- [Task material]:
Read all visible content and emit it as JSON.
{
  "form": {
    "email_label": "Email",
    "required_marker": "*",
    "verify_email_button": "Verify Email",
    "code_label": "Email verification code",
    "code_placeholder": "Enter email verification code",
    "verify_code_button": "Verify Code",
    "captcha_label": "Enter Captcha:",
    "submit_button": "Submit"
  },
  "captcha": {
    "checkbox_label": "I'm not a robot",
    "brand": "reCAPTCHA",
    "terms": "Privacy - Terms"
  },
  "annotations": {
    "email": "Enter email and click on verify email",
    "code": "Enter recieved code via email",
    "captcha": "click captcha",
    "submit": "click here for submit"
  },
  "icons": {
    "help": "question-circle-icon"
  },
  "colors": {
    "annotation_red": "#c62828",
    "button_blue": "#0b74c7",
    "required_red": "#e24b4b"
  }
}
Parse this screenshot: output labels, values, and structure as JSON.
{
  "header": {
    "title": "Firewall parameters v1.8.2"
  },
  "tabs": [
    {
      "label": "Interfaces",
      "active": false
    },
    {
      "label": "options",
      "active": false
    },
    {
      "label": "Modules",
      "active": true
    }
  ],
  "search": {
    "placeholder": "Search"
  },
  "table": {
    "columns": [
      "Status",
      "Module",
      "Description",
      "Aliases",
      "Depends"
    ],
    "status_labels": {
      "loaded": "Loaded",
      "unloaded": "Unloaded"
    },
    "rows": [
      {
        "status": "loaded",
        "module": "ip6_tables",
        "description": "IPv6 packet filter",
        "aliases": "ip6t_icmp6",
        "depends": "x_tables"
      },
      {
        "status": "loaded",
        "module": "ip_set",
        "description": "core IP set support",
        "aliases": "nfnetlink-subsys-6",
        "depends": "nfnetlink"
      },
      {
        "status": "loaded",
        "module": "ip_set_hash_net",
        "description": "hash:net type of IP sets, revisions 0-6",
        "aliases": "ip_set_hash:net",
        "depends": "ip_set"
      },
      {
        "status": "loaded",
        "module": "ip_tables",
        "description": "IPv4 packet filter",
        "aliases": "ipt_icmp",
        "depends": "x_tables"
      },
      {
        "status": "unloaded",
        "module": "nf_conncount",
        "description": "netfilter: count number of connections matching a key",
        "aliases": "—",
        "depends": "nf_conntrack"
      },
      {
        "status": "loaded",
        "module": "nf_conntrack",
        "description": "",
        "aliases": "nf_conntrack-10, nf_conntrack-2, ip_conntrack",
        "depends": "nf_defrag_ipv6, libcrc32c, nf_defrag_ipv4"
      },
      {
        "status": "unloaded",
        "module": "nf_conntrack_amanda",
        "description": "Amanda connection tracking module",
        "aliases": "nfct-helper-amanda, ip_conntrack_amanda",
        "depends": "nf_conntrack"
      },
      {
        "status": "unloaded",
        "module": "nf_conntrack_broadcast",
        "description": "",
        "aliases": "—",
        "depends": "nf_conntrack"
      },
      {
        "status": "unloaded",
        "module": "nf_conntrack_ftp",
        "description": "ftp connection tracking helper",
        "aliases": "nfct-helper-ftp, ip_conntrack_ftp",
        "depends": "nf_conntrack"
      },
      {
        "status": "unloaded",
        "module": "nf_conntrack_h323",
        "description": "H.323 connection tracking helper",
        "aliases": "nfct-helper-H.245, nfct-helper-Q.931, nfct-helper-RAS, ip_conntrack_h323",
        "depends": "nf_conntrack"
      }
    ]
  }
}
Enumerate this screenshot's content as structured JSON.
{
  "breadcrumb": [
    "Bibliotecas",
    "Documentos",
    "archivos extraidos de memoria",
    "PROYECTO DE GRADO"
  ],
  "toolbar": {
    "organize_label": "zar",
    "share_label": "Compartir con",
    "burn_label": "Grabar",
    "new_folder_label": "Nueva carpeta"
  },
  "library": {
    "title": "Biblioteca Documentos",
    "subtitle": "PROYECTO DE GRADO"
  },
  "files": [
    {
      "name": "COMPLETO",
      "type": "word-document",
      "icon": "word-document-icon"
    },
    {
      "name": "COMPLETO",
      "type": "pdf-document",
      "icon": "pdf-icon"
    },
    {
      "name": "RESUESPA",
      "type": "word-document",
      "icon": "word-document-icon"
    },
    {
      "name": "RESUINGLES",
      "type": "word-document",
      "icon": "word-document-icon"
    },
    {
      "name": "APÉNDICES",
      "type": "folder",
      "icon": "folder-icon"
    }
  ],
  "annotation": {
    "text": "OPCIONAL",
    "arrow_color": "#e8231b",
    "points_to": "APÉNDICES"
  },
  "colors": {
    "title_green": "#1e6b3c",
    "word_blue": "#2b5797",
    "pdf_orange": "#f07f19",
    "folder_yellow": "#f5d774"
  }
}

- [What to do]:
Copy each line of the records that contains the word "this".

- [Exercise solution]:
Parse this screenshot: output labels, values, and structure as JSON.
Enumerate this screenshot's content as structured JSON.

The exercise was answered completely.